**Goal of the exercise**
Can you continue the biography of softball player Natasha Watley from where it stops?

**Source excerpt**
..........

Personal information
- Born: November 27, 1981 (age 44) Irvine, California, U.S.
- Height: 5 ft 10 in (1.78 m)

Sport
- College team: UCLA Bruins

Medal record
Women's softball
Representing the United States
Olympic Games
| Gold medal – first place | 2004 Athens | Team competition |
| Silver medal – second place | 2008 Beijing | Team competition |

= Natasha Watley =

American softball player (born 1981)

Natasha Renee Watley (born November 27, 1981) is an American, former collegiate four-time first-team All-American, two-time medal winning Olympian, retired seven-time pro-All-Star softball player. Watley played college softball at UCLA, and helped the Bruins win a national championship. She represented the United States women's national softball team at the 2004 Summer Olympics. She won a gold medal, and again at the 2008 Summer Olympics, and won a silver medal.

She is the first African-American female to play on the United States softball team in the Olympics. She is the career batting average leader in the National Pro Fastpitch. She owns numerous records for the Bruins and is one of select NCAA Division I players to bat at least .400 with 300 hits, 200 runs and 100 stolen bases for her career.

==Early life==
Watley was born in Irvine, California to parents Edwin and Carolyn Watley. She is African American. Watley attended Woodbridge High School where she was named second-team Louisville Slugger All-American in her junior and senior years. She hit over .445 in her last three seasons in addition to stealing 20+ bases each season.

==College career==
In 2001, Watley earned status by being named a First Team All-American as well as All Pac-10. She stole 32 bases to break the school record, which now ranks fourth all-time at UCLA.

On May 13, Watley was a perfect 4/4 with 2 RBIs and a double against the Oregon Ducks for a career-high in single-game hits. On May 18, she stole a record 4 bases to break another school record vs. the Canisius Golden Griffins.

Watley and the Bruins made it into the Women's College World Series finals vs. the Oklahoma Sooners. Watley was perfect against Jennifer Stewart, going 3/3 and scoring the only run in the Bruins eventual 3–1 defeat on May 29.

Watley repeated all-season honors for a second straight year. She set school records with 75 runs and 56 stolen bases, while her season total hits were second all-time.

Beginning March 2 through April 29, 2001, she managed a 32-consecutive-game hit streak, which is the fifth longest in NCAA history. The streak stretched to 36 games overall beginning on February 17; the Bruins had a week off before April 29. In that span, Watley batted .426 (55/129) with 14 RBI, a home run, three triples and doubles each.

Once again on May 28, Watley found herself in the WCWS National Championship game vs. conference rival the Arizona Wildcats. Watley had one of 4 hits off MVP and eventual victor Jennie Finch.

The streak of three First Team All-American and All-Pac-10 honors continued as the junior also broke the school record for hits in a season (112), which also led the NCAA Division I. Her triples and stolen bases were second best all-time, while her career-best .485 average ranked 4th (5th all-time) at UCLA.

Notching her second-longest streak, Watley began a 29-consecutive-game hit streak from February 1 until March 9. Watley hit .543 (56/103) and had 24 RBIs, two home runs, three triples, and 7 doubles. She also had a slugging percentage of .747% and overall her streak was 6th best for the NCAA.

..........

(Layout dataset material)
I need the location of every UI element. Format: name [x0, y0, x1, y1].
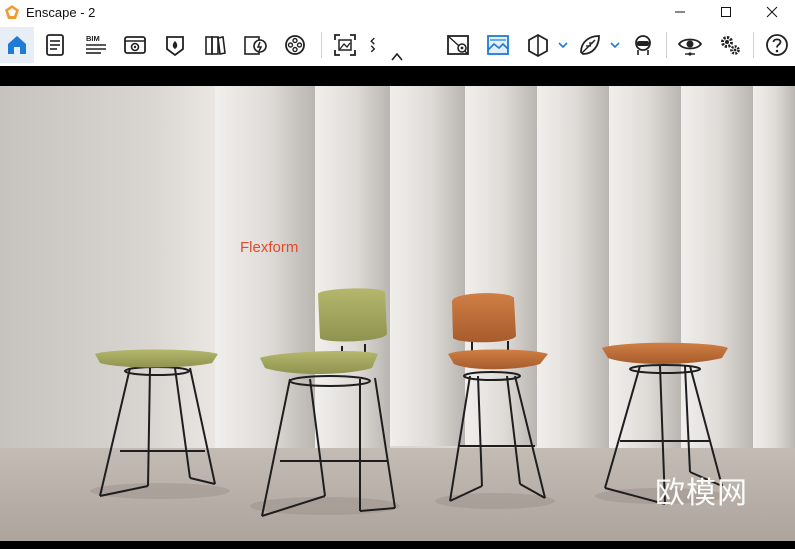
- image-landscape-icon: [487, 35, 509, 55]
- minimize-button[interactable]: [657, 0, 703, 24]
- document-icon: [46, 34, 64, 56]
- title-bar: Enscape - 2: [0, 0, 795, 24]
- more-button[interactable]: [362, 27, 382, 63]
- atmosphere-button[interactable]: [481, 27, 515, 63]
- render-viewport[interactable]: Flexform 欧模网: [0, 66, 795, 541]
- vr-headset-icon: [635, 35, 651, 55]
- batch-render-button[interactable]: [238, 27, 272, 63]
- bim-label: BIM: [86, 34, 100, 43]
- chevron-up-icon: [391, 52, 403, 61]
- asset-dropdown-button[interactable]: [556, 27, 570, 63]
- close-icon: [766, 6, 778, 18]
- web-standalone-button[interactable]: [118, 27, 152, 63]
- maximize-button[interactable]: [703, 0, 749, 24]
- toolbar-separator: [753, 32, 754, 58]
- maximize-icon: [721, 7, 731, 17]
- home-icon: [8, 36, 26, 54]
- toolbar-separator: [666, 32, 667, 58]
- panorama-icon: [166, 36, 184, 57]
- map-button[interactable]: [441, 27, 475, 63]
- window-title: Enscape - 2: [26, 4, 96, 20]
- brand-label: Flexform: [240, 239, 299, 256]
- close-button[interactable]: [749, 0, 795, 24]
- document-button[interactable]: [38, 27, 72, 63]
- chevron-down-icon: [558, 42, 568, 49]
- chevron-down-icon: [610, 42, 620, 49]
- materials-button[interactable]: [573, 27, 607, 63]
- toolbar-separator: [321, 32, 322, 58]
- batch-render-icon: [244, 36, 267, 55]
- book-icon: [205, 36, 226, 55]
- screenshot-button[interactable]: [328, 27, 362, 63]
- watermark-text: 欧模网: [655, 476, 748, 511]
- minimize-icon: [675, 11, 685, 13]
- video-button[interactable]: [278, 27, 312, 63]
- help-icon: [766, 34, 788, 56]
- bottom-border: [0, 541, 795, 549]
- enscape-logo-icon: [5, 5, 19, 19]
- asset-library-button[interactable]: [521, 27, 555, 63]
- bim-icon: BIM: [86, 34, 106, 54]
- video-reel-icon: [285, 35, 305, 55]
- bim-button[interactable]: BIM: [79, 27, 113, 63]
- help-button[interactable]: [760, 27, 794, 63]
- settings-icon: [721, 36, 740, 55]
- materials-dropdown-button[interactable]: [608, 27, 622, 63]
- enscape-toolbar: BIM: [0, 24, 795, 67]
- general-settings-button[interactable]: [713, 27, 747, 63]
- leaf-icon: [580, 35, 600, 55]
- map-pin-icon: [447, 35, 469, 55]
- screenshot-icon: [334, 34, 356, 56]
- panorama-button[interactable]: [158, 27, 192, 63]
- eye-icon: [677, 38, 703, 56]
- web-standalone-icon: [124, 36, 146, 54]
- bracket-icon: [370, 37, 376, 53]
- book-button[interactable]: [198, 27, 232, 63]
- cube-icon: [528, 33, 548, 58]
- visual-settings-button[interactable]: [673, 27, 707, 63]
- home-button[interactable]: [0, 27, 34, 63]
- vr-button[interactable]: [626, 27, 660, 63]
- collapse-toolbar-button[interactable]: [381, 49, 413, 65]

..........

**Response to this task**
Watley was named to the WCWS All-Tournament Team, hitting over .450 for the Bruins.

Again earning a place on the All-American team, she added the 2003 Pac-10 Player of the Year, won the Honda Sports Award as the nation's best softball player, and the Honda Cup as the nation's top female athlete. Watley ranked top-10 in school season categories of batting average, hits, on-base percentage and stolen bases.

From January 31 to February 28, she had her third-longest hit streak at 19 consecutive games. She hit .500 (30/60) with 21 RBIs, two home runs, a triple and 4 doubles. On April 30, Watley batted in a career-high 5 RBIs on two home runs to defeat the Washington Huskies.

At the year's WCWS, Watley was again named to the All-Tournament Team, batting over .400 with 3 RBIs and slugging over .550%. The Bruins made it into their third finale with Watley and claimed the no-hit win over Kelly Anderson and the California Golden Bears on May 26. Watley went 2/5 with a triple.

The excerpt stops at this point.